Given problem
Write out the material exactly. Do not include the pictures.

Task data
* start *
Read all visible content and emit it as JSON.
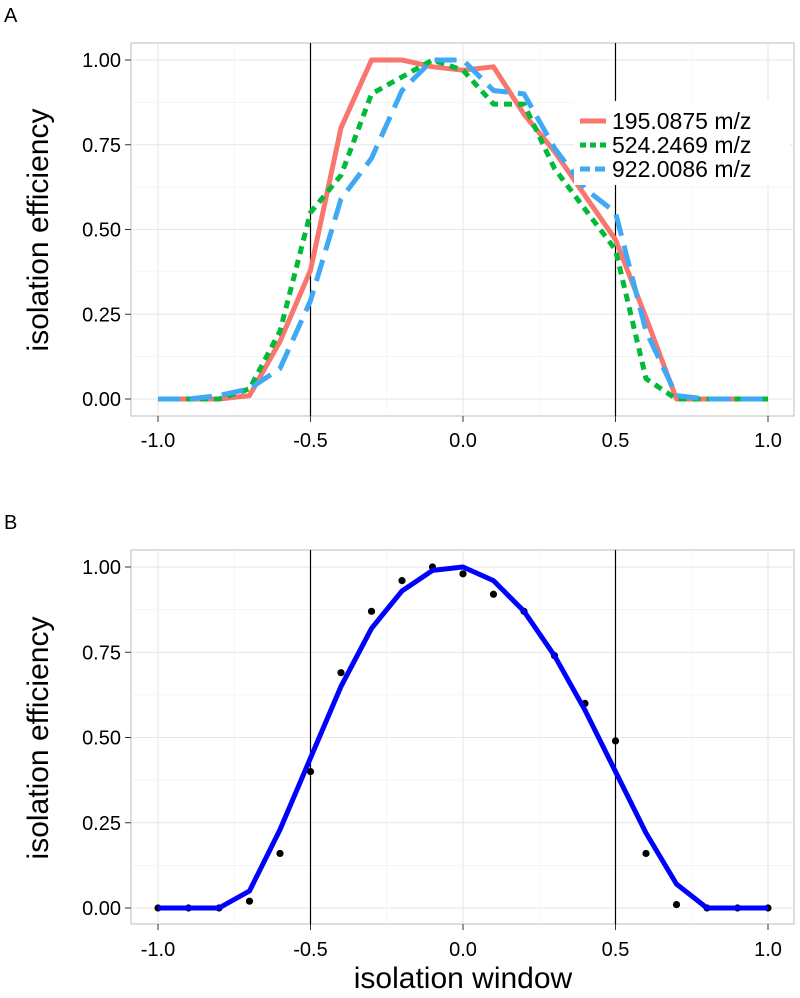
{
  "chart_data": [
    {
      "type": "line",
      "panel_label": "A",
      "xlabel": "",
      "ylabel": "isolation efficiency",
      "xlim": [
        -1.0,
        1.0
      ],
      "ylim": [
        0.0,
        1.0
      ],
      "x_ticks": [
        "-1.0",
        "-0.5",
        "0.0",
        "0.5",
        "1.0"
      ],
      "y_ticks": [
        "0.00",
        "0.25",
        "0.50",
        "0.75",
        "1.00"
      ],
      "vlines": [
        -0.5,
        0.5
      ],
      "grid": true,
      "legend_position": "top-right",
      "series": [
        {
          "name": "195.0875 m/z",
          "color": "#F8766D",
          "dash": "solid",
          "x": [
            -1.0,
            -0.9,
            -0.8,
            -0.7,
            -0.6,
            -0.5,
            -0.4,
            -0.3,
            -0.2,
            -0.1,
            0.0,
            0.1,
            0.2,
            0.3,
            0.4,
            0.5,
            0.6,
            0.7,
            0.8,
            0.9,
            1.0
          ],
          "y": [
            0.0,
            0.0,
            0.0,
            0.01,
            0.17,
            0.38,
            0.8,
            1.0,
            1.0,
            0.98,
            0.97,
            0.98,
            0.84,
            0.73,
            0.6,
            0.47,
            0.24,
            0.0,
            0.0,
            0.0,
            0.0
          ]
        },
        {
          "name": "524.2469 m/z",
          "color": "#00BA38",
          "dash": "dotted",
          "x": [
            -1.0,
            -0.9,
            -0.8,
            -0.7,
            -0.6,
            -0.5,
            -0.4,
            -0.3,
            -0.2,
            -0.1,
            0.0,
            0.1,
            0.2,
            0.3,
            0.4,
            0.5,
            0.6,
            0.7,
            0.8,
            0.9,
            1.0
          ],
          "y": [
            0.0,
            0.0,
            0.0,
            0.03,
            0.2,
            0.55,
            0.66,
            0.9,
            0.95,
            1.0,
            0.97,
            0.87,
            0.87,
            0.68,
            0.56,
            0.44,
            0.06,
            0.0,
            0.0,
            0.0,
            0.0
          ]
        },
        {
          "name": "922.0086 m/z",
          "color": "#3FA9F5",
          "dash": "dashed",
          "x": [
            -1.0,
            -0.9,
            -0.8,
            -0.7,
            -0.6,
            -0.5,
            -0.4,
            -0.3,
            -0.2,
            -0.1,
            0.0,
            0.1,
            0.2,
            0.3,
            0.4,
            0.5,
            0.6,
            0.7,
            0.8,
            0.9,
            1.0
          ],
          "y": [
            0.0,
            0.0,
            0.01,
            0.03,
            0.09,
            0.29,
            0.59,
            0.71,
            0.91,
            1.0,
            1.0,
            0.91,
            0.9,
            0.74,
            0.62,
            0.55,
            0.2,
            0.01,
            0.0,
            0.0,
            0.0
          ]
        }
      ]
    },
    {
      "type": "scatter",
      "panel_label": "B",
      "xlabel": "isolation window",
      "ylabel": "isolation efficiency",
      "xlim": [
        -1.0,
        1.0
      ],
      "ylim": [
        0.0,
        1.0
      ],
      "x_ticks": [
        "-1.0",
        "-0.5",
        "0.0",
        "0.5",
        "1.0"
      ],
      "y_ticks": [
        "0.00",
        "0.25",
        "0.50",
        "0.75",
        "1.00"
      ],
      "vlines": [
        -0.5,
        0.5
      ],
      "grid": true,
      "series": [
        {
          "kind": "points",
          "color": "#000000",
          "x": [
            -1.0,
            -0.9,
            -0.8,
            -0.7,
            -0.6,
            -0.5,
            -0.4,
            -0.3,
            -0.2,
            -0.1,
            0.0,
            0.1,
            0.2,
            0.3,
            0.4,
            0.5,
            0.6,
            0.7,
            0.8,
            0.9,
            1.0
          ],
          "y": [
            0.0,
            0.0,
            0.0,
            0.02,
            0.16,
            0.4,
            0.69,
            0.87,
            0.96,
            1.0,
            0.98,
            0.92,
            0.87,
            0.74,
            0.6,
            0.49,
            0.16,
            0.01,
            0.0,
            0.0,
            0.0
          ]
        },
        {
          "kind": "line",
          "color": "#0000FF",
          "x": [
            -1.0,
            -0.9,
            -0.8,
            -0.7,
            -0.6,
            -0.5,
            -0.4,
            -0.3,
            -0.2,
            -0.1,
            0.0,
            0.1,
            0.2,
            0.3,
            0.4,
            0.5,
            0.6,
            0.7,
            0.8,
            0.9,
            1.0
          ],
          "y": [
            0.0,
            0.0,
            0.0,
            0.05,
            0.23,
            0.44,
            0.65,
            0.82,
            0.93,
            0.99,
            1.0,
            0.96,
            0.87,
            0.74,
            0.58,
            0.4,
            0.22,
            0.07,
            0.0,
            0.0,
            0.0
          ]
        }
      ]
    }
  ]
}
* end *
Exercise output
Read all visible content and emit it as JSON.
{
  "chart_data": [
    {
      "type": "line",
      "panel_label": "A",
      "xlabel": "",
      "ylabel": "isolation efficiency",
      "xlim": [
        -1.0,
        1.0
      ],
      "ylim": [
        0.0,
        1.0
      ],
      "x_ticks": [
        "-1.0",
        "-0.5",
        "0.0",
        "0.5",
        "1.0"
      ],
      "y_ticks": [
        "0.00",
        "0.25",
        "0.50",
        "0.75",
        "1.00"
      ],
      "vlines": [
        -0.5,
        0.5
      ],
      "grid": true,
      "legend_position": "top-right",
      "series": [
        {
          "name": "195.0875 m/z",
          "color": "#F8766D",
          "dash": "solid",
          "x": [
            -1.0,
            -0.9,
            -0.8,
            -0.7,
            -0.6,
            -0.5,
            -0.4,
            -0.3,
            -0.2,
            -0.1,
            0.0,
            0.1,
            0.2,
            0.3,
            0.4,
            0.5,
            0.6,
            0.7,
            0.8,
            0.9,
            1.0
          ],
          "y": [
            0.0,
            0.0,
            0.0,
            0.01,
            0.17,
            0.38,
            0.8,
            1.0,
            1.0,
            0.98,
            0.97,
            0.98,
            0.84,
            0.73,
            0.6,
            0.47,
            0.24,
            0.0,
            0.0,
            0.0,
            0.0
          ]
        },
        {
          "name": "524.2469 m/z",
          "color": "#00BA38",
          "dash": "dotted",
          "x": [
            -1.0,
            -0.9,
            -0.8,
            -0.7,
            -0.6,
            -0.5,
            -0.4,
            -0.3,
            -0.2,
            -0.1,
            0.0,
            0.1,
            0.2,
            0.3,
            0.4,
            0.5,
            0.6,
            0.7,
            0.8,
            0.9,
            1.0
          ],
          "y": [
            0.0,
            0.0,
            0.0,
            0.03,
            0.2,
            0.55,
            0.66,
            0.9,
            0.95,
            1.0,
            0.97,
            0.87,
            0.87,
            0.68,
            0.56,
            0.44,
            0.06,
            0.0,
            0.0,
            0.0,
            0.0
          ]
        },
        {
          "name": "922.0086 m/z",
          "color": "#3FA9F5",
          "dash": "dashed",
          "x": [
            -1.0,
            -0.9,
            -0.8,
            -0.7,
            -0.6,
            -0.5,
            -0.4,
            -0.3,
            -0.2,
            -0.1,
            0.0,
            0.1,
            0.2,
            0.3,
            0.4,
            0.5,
            0.6,
            0.7,
            0.8,
            0.9,
            1.0
          ],
          "y": [
            0.0,
            0.0,
            0.01,
            0.03,
            0.09,
            0.29,
            0.59,
            0.71,
            0.91,
            1.0,
            1.0,
            0.91,
            0.9,
            0.74,
            0.62,
            0.55,
            0.2,
            0.01,
            0.0,
            0.0,
            0.0
          ]
        }
      ]
    },
    {
      "type": "scatter",
      "panel_label": "B",
      "xlabel": "isolation window",
      "ylabel": "isolation efficiency",
      "xlim": [
        -1.0,
        1.0
      ],
      "ylim": [
        0.0,
        1.0
      ],
      "x_ticks": [
        "-1.0",
        "-0.5",
        "0.0",
        "0.5",
        "1.0"
      ],
      "y_ticks": [
        "0.00",
        "0.25",
        "0.50",
        "0.75",
        "1.00"
      ],
      "vlines": [
        -0.5,
        0.5
      ],
      "grid": true,
      "series": [
        {
          "kind": "points",
          "color": "#000000",
          "x": [
            -1.0,
            -0.9,
            -0.8,
            -0.7,
            -0.6,
            -0.5,
            -0.4,
            -0.3,
            -0.2,
            -0.1,
            0.0,
            0.1,
            0.2,
            0.3,
            0.4,
            0.5,
            0.6,
            0.7,
            0.8,
            0.9,
            1.0
          ],
          "y": [
            0.0,
            0.0,
            0.0,
            0.02,
            0.16,
            0.4,
            0.69,
            0.87,
            0.96,
            1.0,
            0.98,
            0.92,
            0.87,
            0.74,
            0.6,
            0.49,
            0.16,
            0.01,
            0.0,
            0.0,
            0.0
          ]
        },
        {
          "kind": "line",
          "color": "#0000FF",
          "x": [
            -1.0,
            -0.9,
            -0.8,
            -0.7,
            -0.6,
            -0.5,
            -0.4,
            -0.3,
            -0.2,
            -0.1,
            0.0,
            0.1,
            0.2,
            0.3,
            0.4,
            0.5,
            0.6,
            0.7,
            0.8,
            0.9,
            1.0
          ],
          "y": [
            0.0,
            0.0,
            0.0,
            0.05,
            0.23,
            0.44,
            0.65,
            0.82,
            0.93,
            0.99,
            1.0,
            0.96,
            0.87,
            0.74,
            0.58,
            0.4,
            0.22,
            0.07,
            0.0,
            0.0,
            0.0
          ]
        }
      ]
    }
  ]
}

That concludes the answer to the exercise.